**Records to use**
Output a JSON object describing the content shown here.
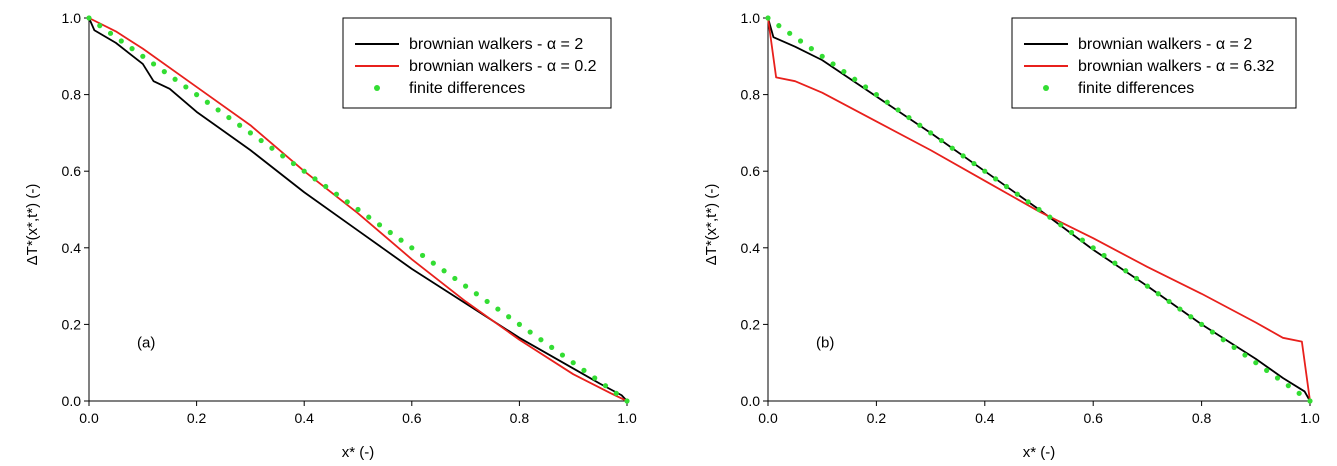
{
  "chart_data": [
    {
      "type": "line",
      "panel_label": "(a)",
      "xlabel": "x* (-)",
      "ylabel": "ΔT*(x*,t*)  (-)",
      "xlim": [
        0,
        1
      ],
      "ylim": [
        0,
        1
      ],
      "xticks": [
        "0.0",
        "0.2",
        "0.4",
        "0.6",
        "0.8",
        "1.0"
      ],
      "yticks": [
        "0.0",
        "0.2",
        "0.4",
        "0.6",
        "0.8",
        "1.0"
      ],
      "legend_position": "top-right",
      "series": [
        {
          "name": "brownian walkers - α = 2",
          "style": "line",
          "color": "#000000",
          "x": [
            0,
            0.01,
            0.05,
            0.1,
            0.12,
            0.15,
            0.2,
            0.3,
            0.4,
            0.5,
            0.6,
            0.7,
            0.8,
            0.9,
            0.95,
            0.99,
            1.0
          ],
          "y": [
            1.0,
            0.968,
            0.935,
            0.88,
            0.835,
            0.815,
            0.755,
            0.655,
            0.545,
            0.445,
            0.345,
            0.255,
            0.165,
            0.085,
            0.045,
            0.015,
            0.0
          ]
        },
        {
          "name": "brownian walkers - α = 0.2",
          "style": "line",
          "color": "#e8201c",
          "x": [
            0,
            0.05,
            0.1,
            0.2,
            0.3,
            0.4,
            0.5,
            0.6,
            0.7,
            0.8,
            0.9,
            0.97,
            1.0
          ],
          "y": [
            1.0,
            0.965,
            0.92,
            0.82,
            0.72,
            0.6,
            0.49,
            0.37,
            0.26,
            0.16,
            0.07,
            0.02,
            0.0
          ]
        },
        {
          "name": "finite differences",
          "style": "markers",
          "color": "#33dd33",
          "x": [
            0,
            0.02,
            0.04,
            0.06,
            0.08,
            0.1,
            0.12,
            0.14,
            0.16,
            0.18,
            0.2,
            0.22,
            0.24,
            0.26,
            0.28,
            0.3,
            0.32,
            0.34,
            0.36,
            0.38,
            0.4,
            0.42,
            0.44,
            0.46,
            0.48,
            0.5,
            0.52,
            0.54,
            0.56,
            0.58,
            0.6,
            0.62,
            0.64,
            0.66,
            0.68,
            0.7,
            0.72,
            0.74,
            0.76,
            0.78,
            0.8,
            0.82,
            0.84,
            0.86,
            0.88,
            0.9,
            0.92,
            0.94,
            0.96,
            0.98,
            1.0
          ],
          "y": [
            1.0,
            0.98,
            0.96,
            0.94,
            0.92,
            0.9,
            0.88,
            0.86,
            0.84,
            0.82,
            0.8,
            0.78,
            0.76,
            0.74,
            0.72,
            0.7,
            0.68,
            0.66,
            0.64,
            0.62,
            0.6,
            0.58,
            0.56,
            0.54,
            0.52,
            0.5,
            0.48,
            0.46,
            0.44,
            0.42,
            0.4,
            0.38,
            0.36,
            0.34,
            0.32,
            0.3,
            0.28,
            0.26,
            0.24,
            0.22,
            0.2,
            0.18,
            0.16,
            0.14,
            0.12,
            0.1,
            0.08,
            0.06,
            0.04,
            0.02,
            0.0
          ]
        }
      ]
    },
    {
      "type": "line",
      "panel_label": "(b)",
      "xlabel": "x* (-)",
      "ylabel": "ΔT*(x*,t*)  (-)",
      "xlim": [
        0,
        1
      ],
      "ylim": [
        0,
        1
      ],
      "xticks": [
        "0.0",
        "0.2",
        "0.4",
        "0.6",
        "0.8",
        "1.0"
      ],
      "yticks": [
        "0.0",
        "0.2",
        "0.4",
        "0.6",
        "0.8",
        "1.0"
      ],
      "legend_position": "top-right",
      "series": [
        {
          "name": "brownian walkers - α = 2",
          "style": "line",
          "color": "#000000",
          "x": [
            0,
            0.01,
            0.05,
            0.1,
            0.2,
            0.3,
            0.4,
            0.5,
            0.6,
            0.7,
            0.8,
            0.9,
            0.95,
            0.99,
            1.0
          ],
          "y": [
            1.0,
            0.95,
            0.925,
            0.89,
            0.795,
            0.7,
            0.6,
            0.5,
            0.395,
            0.3,
            0.2,
            0.11,
            0.06,
            0.025,
            0.0
          ]
        },
        {
          "name": "brownian walkers - α = 6.32",
          "style": "line",
          "color": "#e8201c",
          "x": [
            0,
            0.015,
            0.05,
            0.1,
            0.2,
            0.3,
            0.4,
            0.5,
            0.6,
            0.7,
            0.8,
            0.9,
            0.95,
            0.985,
            1.0
          ],
          "y": [
            1.0,
            0.845,
            0.835,
            0.805,
            0.73,
            0.655,
            0.575,
            0.495,
            0.425,
            0.35,
            0.28,
            0.205,
            0.165,
            0.155,
            0.0
          ]
        },
        {
          "name": "finite differences",
          "style": "markers",
          "color": "#33dd33",
          "x": [
            0,
            0.02,
            0.04,
            0.06,
            0.08,
            0.1,
            0.12,
            0.14,
            0.16,
            0.18,
            0.2,
            0.22,
            0.24,
            0.26,
            0.28,
            0.3,
            0.32,
            0.34,
            0.36,
            0.38,
            0.4,
            0.42,
            0.44,
            0.46,
            0.48,
            0.5,
            0.52,
            0.54,
            0.56,
            0.58,
            0.6,
            0.62,
            0.64,
            0.66,
            0.68,
            0.7,
            0.72,
            0.74,
            0.76,
            0.78,
            0.8,
            0.82,
            0.84,
            0.86,
            0.88,
            0.9,
            0.92,
            0.94,
            0.96,
            0.98,
            1.0
          ],
          "y": [
            1.0,
            0.98,
            0.96,
            0.94,
            0.92,
            0.9,
            0.88,
            0.86,
            0.84,
            0.82,
            0.8,
            0.78,
            0.76,
            0.74,
            0.72,
            0.7,
            0.68,
            0.66,
            0.64,
            0.62,
            0.6,
            0.58,
            0.56,
            0.54,
            0.52,
            0.5,
            0.48,
            0.46,
            0.44,
            0.42,
            0.4,
            0.38,
            0.36,
            0.34,
            0.32,
            0.3,
            0.28,
            0.26,
            0.24,
            0.22,
            0.2,
            0.18,
            0.16,
            0.14,
            0.12,
            0.1,
            0.08,
            0.06,
            0.04,
            0.02,
            0.0
          ]
        }
      ]
    }
  ]
}
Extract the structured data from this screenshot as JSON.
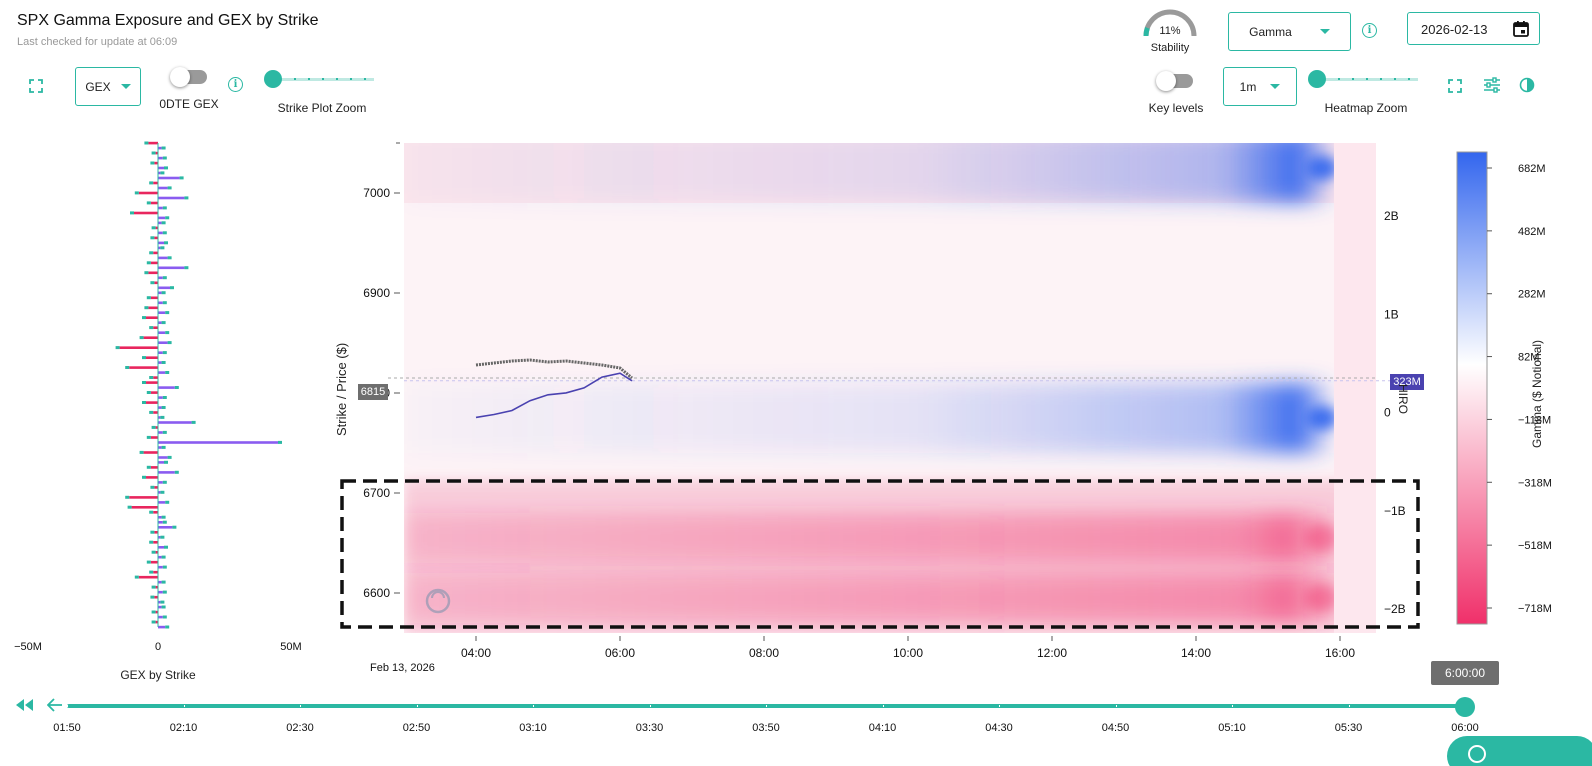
{
  "header": {
    "title": "SPX Gamma Exposure and GEX by Strike",
    "subtitle": "Last checked for update at 06:09",
    "stability_value": "11%",
    "stability_label": "Stability",
    "stability_fraction": 0.11,
    "metric_select": "Gamma",
    "date_value": "2026-02-13"
  },
  "controls": {
    "gex_select": "GEX",
    "odte_label": "0DTE GEX",
    "strike_zoom_label": "Strike Plot Zoom",
    "key_levels_label": "Key levels",
    "interval_select": "1m",
    "heatmap_zoom_label": "Heatmap Zoom"
  },
  "colors": {
    "accent": "#2bb8a3",
    "positive": "#3366ee",
    "negative": "#f0306a",
    "bar_positive": "#8a5cf0",
    "bar_negative": "#e8265e",
    "spot_line": "#4a42b0",
    "price_line": "#666666"
  },
  "icons": {
    "expand_left": "expand-icon",
    "expand_right": "expand-icon",
    "settings": "sliders-icon",
    "contrast": "contrast-icon",
    "calendar": "calendar-icon",
    "rewind": "rewind-icon",
    "back": "arrow-left-icon"
  },
  "chart_data": [
    {
      "type": "bar",
      "orientation": "horizontal",
      "title": "GEX by Strike",
      "xlabel": "GEX by Strike",
      "xlim": [
        -50000000,
        50000000
      ],
      "x_ticks": [
        "−50M",
        "0",
        "50M"
      ],
      "strikes": [
        7045,
        7040,
        7035,
        7030,
        7025,
        7020,
        7015,
        7010,
        7005,
        7000,
        6995,
        6990,
        6985,
        6980,
        6975,
        6970,
        6965,
        6960,
        6955,
        6950,
        6945,
        6940,
        6935,
        6930,
        6925,
        6920,
        6915,
        6910,
        6905,
        6900,
        6895,
        6890,
        6885,
        6880,
        6875,
        6870,
        6865,
        6860,
        6855,
        6850,
        6845,
        6840,
        6835,
        6830,
        6825,
        6820,
        6815,
        6810,
        6805,
        6800,
        6795,
        6790,
        6785,
        6780,
        6775,
        6770,
        6765,
        6760,
        6755,
        6750,
        6745,
        6740,
        6735,
        6730,
        6725,
        6720,
        6715,
        6710,
        6705,
        6700,
        6695,
        6690,
        6685,
        6680,
        6675,
        6670,
        6665,
        6660,
        6655,
        6650,
        6645,
        6640,
        6635,
        6630,
        6625,
        6620,
        6615,
        6610,
        6605,
        6600,
        6595,
        6590,
        6585,
        6580,
        6575,
        6570,
        6565,
        6560
      ],
      "values": [
        -4000000,
        1500000,
        -1000000,
        2000000,
        -1500000,
        2500000,
        1000000,
        9000000,
        -2000000,
        4000000,
        -8000000,
        11000000,
        -3000000,
        2000000,
        -10000000,
        3000000,
        1500000,
        -1000000,
        2000000,
        -1500000,
        2500000,
        1000000,
        -2000000,
        4000000,
        -3000000,
        11000000,
        -4000000,
        2000000,
        -1500000,
        5000000,
        1500000,
        -3000000,
        2000000,
        -4000000,
        3000000,
        -5000000,
        1500000,
        -2000000,
        3000000,
        -6000000,
        4000000,
        -16000000,
        2000000,
        -5000000,
        1500000,
        -12000000,
        3000000,
        -2000000,
        -5000000,
        7000000,
        -3000000,
        2000000,
        -5000000,
        1500000,
        -2000000,
        1000000,
        14000000,
        -1000000,
        2000000,
        -3000000,
        50000000,
        1500000,
        -6000000,
        4000000,
        2500000,
        -3000000,
        7000000,
        -5000000,
        2000000,
        -1500000,
        1000000,
        -12000000,
        3000000,
        -11000000,
        -2000000,
        1500000,
        2000000,
        6000000,
        -1500000,
        1000000,
        -2000000,
        2500000,
        -1000000,
        1500000,
        -3000000,
        2000000,
        -2000000,
        -8000000,
        1500000,
        -1000000,
        2000000,
        -1500000,
        1000000,
        1500000,
        -1000000,
        2000000,
        -1000000,
        3000000
      ]
    },
    {
      "type": "heatmap",
      "x_ticks": [
        "04:00",
        "06:00",
        "08:00",
        "10:00",
        "12:00",
        "14:00",
        "16:00"
      ],
      "x_date_label": "Feb 13, 2026",
      "xlim": [
        "03:00",
        "16:30"
      ],
      "ylabel": "Strike / Price ($)",
      "y_ticks": [
        6600,
        6700,
        6800,
        6900,
        7000
      ],
      "ylim": [
        6560,
        7050
      ],
      "right_axis_ticks": [
        "2B",
        "1B",
        "0",
        "−1B",
        "−2B"
      ],
      "right_axis_values": [
        2000000000,
        1000000000,
        0,
        -1000000000,
        -2000000000
      ],
      "right_axis_range": [
        -2000000000,
        2000000000
      ],
      "spot_price_label": "6815",
      "spot_price": 6815,
      "hiro_label": "323M",
      "hiro_value": 323000000,
      "hiro_axis_label": "HIRO",
      "colorbar": {
        "label": "Gamma ($ Notional)",
        "ticks": [
          "682M",
          "482M",
          "282M",
          "82M",
          "−118M",
          "−318M",
          "−518M",
          "−718M"
        ],
        "range": [
          -718000000,
          682000000
        ]
      },
      "price_series": {
        "times": [
          "04:00",
          "04:15",
          "04:30",
          "04:45",
          "05:00",
          "05:15",
          "05:30",
          "05:45",
          "06:00",
          "06:10"
        ],
        "values": [
          6828,
          6830,
          6832,
          6833,
          6831,
          6832,
          6830,
          6828,
          6825,
          6815
        ]
      },
      "hiro_series": {
        "times": [
          "04:00",
          "04:15",
          "04:30",
          "04:45",
          "05:00",
          "05:15",
          "05:30",
          "05:45",
          "06:00",
          "06:10"
        ],
        "values": [
          -50000000,
          -20000000,
          20000000,
          120000000,
          180000000,
          200000000,
          250000000,
          360000000,
          400000000,
          323000000
        ]
      },
      "gamma_bands": [
        {
          "strike": 7025,
          "gamma": 682000000
        },
        {
          "strike": 6775,
          "gamma": 620000000
        },
        {
          "strike": 6655,
          "gamma": -500000000
        },
        {
          "strike": 6595,
          "gamma": -480000000
        }
      ]
    }
  ],
  "timeline": {
    "current_time": "6:00:00",
    "current_fraction": 1.0,
    "ticks": [
      "01:50",
      "02:10",
      "02:30",
      "02:50",
      "03:10",
      "03:30",
      "03:50",
      "04:10",
      "04:30",
      "04:50",
      "05:10",
      "05:30",
      "06:00"
    ]
  }
}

**Task directions**
The word "Zoom" may appear on some lines of these records; state how many such lines there are, and nothing else.

**Reply**
2